→ Exercise prompt
Identify the lines that contain the string "source" and copy all of them.

── Supplied information ──

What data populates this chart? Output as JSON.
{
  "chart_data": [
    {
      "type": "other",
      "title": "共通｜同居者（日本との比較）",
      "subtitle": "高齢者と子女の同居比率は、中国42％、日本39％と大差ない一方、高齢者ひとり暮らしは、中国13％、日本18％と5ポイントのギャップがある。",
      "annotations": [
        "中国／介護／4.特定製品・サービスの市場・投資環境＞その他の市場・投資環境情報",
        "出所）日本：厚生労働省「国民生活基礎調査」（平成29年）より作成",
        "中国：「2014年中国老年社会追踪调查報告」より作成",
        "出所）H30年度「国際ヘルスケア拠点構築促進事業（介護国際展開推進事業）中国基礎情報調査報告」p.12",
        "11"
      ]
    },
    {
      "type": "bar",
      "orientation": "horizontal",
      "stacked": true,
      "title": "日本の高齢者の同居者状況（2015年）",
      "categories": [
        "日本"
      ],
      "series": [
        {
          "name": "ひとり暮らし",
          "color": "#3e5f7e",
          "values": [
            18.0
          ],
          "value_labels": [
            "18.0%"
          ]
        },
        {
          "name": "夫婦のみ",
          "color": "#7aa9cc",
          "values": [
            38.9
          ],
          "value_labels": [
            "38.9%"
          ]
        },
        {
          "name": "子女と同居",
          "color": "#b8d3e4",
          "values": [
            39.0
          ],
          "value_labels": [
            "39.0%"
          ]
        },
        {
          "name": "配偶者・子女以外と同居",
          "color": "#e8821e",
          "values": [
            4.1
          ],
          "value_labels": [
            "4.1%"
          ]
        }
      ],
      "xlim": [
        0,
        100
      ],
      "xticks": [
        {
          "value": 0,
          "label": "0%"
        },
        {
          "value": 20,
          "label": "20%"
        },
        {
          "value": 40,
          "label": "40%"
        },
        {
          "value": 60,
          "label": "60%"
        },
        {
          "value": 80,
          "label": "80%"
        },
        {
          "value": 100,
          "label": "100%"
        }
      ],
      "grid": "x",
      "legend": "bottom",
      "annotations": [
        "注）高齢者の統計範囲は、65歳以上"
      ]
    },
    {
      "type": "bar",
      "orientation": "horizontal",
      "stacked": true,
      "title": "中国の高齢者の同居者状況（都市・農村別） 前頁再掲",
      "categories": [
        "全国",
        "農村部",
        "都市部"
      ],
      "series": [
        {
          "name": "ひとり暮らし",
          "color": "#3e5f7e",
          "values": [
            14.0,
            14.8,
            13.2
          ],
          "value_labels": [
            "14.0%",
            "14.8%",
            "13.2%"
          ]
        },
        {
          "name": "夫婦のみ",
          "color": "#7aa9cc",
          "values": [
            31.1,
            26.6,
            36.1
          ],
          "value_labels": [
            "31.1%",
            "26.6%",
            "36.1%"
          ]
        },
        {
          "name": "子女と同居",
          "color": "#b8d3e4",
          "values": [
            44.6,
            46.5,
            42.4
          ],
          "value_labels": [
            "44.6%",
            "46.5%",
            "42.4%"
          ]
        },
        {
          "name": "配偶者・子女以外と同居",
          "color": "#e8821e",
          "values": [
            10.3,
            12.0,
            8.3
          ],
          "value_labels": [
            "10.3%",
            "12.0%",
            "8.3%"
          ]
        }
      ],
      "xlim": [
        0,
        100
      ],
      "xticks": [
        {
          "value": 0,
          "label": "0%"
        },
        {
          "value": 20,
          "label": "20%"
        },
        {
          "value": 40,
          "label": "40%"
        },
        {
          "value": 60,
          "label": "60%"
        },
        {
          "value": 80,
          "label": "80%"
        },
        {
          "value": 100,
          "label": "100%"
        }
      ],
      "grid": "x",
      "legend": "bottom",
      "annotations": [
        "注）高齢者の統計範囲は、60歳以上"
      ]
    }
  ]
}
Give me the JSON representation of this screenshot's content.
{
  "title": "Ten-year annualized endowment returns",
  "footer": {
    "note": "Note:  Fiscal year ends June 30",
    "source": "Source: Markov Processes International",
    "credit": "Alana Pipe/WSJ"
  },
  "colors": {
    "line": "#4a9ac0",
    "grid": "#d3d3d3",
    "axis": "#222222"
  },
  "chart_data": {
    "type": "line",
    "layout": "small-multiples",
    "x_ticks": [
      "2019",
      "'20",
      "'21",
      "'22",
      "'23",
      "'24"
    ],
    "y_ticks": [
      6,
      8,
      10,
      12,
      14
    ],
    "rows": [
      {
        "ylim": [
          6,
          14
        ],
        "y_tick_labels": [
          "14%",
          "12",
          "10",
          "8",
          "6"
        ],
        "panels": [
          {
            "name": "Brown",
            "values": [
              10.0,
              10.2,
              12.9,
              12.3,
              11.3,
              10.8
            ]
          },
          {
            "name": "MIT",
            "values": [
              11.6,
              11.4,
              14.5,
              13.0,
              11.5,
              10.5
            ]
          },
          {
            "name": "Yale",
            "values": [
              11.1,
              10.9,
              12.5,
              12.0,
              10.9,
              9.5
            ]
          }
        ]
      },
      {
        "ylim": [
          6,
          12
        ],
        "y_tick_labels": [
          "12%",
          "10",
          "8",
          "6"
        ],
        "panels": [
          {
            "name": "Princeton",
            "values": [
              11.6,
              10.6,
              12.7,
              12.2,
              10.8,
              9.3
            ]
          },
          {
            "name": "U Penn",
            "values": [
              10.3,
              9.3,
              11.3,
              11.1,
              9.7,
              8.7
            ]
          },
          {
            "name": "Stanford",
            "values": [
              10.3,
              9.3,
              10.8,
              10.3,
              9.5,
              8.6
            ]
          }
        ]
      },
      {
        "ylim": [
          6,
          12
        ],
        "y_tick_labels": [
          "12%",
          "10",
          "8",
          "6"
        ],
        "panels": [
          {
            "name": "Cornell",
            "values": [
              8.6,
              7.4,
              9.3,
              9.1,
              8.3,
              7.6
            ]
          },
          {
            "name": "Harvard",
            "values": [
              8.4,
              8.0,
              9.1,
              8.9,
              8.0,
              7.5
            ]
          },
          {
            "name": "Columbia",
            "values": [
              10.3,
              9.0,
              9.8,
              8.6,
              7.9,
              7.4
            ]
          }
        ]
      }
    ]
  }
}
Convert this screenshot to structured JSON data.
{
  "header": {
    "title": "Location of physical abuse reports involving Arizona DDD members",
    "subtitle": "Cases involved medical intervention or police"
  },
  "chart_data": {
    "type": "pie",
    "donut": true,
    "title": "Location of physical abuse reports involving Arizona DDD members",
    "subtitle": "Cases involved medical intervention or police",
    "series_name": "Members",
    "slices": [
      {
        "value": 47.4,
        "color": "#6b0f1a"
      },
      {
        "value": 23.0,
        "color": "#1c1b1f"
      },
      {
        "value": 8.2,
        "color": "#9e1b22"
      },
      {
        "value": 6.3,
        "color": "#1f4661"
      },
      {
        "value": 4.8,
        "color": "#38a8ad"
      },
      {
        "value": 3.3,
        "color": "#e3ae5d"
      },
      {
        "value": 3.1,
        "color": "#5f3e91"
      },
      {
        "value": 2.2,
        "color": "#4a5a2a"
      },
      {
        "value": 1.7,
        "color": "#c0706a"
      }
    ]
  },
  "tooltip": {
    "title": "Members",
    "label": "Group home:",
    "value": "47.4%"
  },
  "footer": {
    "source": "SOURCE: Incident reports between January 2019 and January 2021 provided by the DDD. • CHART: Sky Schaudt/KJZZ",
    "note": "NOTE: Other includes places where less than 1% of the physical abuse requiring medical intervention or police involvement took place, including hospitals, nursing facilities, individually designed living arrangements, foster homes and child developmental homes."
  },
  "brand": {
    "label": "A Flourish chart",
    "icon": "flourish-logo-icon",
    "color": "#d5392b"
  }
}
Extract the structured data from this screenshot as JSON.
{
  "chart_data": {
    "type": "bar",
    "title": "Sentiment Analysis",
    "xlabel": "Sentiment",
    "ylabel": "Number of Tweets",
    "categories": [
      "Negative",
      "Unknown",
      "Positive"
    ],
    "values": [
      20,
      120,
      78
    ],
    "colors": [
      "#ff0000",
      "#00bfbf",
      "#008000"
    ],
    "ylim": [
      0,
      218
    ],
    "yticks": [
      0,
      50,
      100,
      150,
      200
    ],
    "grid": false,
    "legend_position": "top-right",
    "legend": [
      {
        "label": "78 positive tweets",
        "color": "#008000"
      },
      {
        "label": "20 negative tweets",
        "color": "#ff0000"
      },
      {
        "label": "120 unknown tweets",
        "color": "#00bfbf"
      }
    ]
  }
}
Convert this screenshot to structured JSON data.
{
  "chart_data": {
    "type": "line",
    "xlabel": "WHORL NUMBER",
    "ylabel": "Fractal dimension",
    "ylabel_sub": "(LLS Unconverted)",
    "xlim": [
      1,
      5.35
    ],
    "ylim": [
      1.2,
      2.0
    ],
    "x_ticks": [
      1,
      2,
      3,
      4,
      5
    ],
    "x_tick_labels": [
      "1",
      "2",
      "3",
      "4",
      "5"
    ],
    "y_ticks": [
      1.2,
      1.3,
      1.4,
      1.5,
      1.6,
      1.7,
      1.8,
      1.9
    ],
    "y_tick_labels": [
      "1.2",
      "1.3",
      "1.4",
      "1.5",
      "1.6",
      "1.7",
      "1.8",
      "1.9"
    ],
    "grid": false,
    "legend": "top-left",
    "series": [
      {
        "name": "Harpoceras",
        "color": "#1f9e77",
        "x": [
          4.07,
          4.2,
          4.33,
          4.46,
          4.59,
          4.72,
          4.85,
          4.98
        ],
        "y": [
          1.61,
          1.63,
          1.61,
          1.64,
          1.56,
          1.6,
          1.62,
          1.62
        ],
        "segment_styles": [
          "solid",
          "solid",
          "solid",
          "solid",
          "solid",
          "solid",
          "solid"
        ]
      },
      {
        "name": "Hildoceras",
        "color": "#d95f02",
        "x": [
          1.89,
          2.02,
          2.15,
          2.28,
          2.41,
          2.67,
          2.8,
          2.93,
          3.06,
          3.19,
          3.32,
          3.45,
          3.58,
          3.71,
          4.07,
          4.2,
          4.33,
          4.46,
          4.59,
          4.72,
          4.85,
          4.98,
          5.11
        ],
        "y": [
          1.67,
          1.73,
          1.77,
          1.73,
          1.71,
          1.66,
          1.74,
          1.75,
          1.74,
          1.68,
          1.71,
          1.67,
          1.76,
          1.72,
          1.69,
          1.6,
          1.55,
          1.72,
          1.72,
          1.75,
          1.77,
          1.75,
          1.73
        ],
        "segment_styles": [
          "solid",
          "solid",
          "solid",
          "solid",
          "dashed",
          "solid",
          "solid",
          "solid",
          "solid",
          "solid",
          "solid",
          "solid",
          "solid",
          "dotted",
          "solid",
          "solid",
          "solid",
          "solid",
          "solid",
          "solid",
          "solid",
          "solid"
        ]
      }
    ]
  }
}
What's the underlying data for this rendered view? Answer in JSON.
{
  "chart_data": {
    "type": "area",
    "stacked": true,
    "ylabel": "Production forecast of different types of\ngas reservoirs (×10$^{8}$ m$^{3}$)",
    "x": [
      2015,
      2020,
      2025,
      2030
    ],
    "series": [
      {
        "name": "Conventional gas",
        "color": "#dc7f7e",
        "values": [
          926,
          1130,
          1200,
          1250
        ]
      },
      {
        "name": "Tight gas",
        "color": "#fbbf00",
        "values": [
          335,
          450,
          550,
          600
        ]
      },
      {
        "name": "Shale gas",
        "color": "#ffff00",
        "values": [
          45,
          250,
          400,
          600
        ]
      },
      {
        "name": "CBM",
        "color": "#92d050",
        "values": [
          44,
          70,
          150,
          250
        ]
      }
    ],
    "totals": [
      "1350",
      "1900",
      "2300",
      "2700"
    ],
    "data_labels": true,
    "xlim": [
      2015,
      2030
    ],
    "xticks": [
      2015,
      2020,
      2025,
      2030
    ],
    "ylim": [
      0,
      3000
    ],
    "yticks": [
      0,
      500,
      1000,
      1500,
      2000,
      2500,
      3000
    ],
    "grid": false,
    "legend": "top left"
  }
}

───

→ Solution to this problem
    "source": "Source: Markov Processes International",
    "source": "SOURCE: Incident reports between January 2019 and January 2021 provided by the DDD. • CHART: Sky Schaudt/KJZZ",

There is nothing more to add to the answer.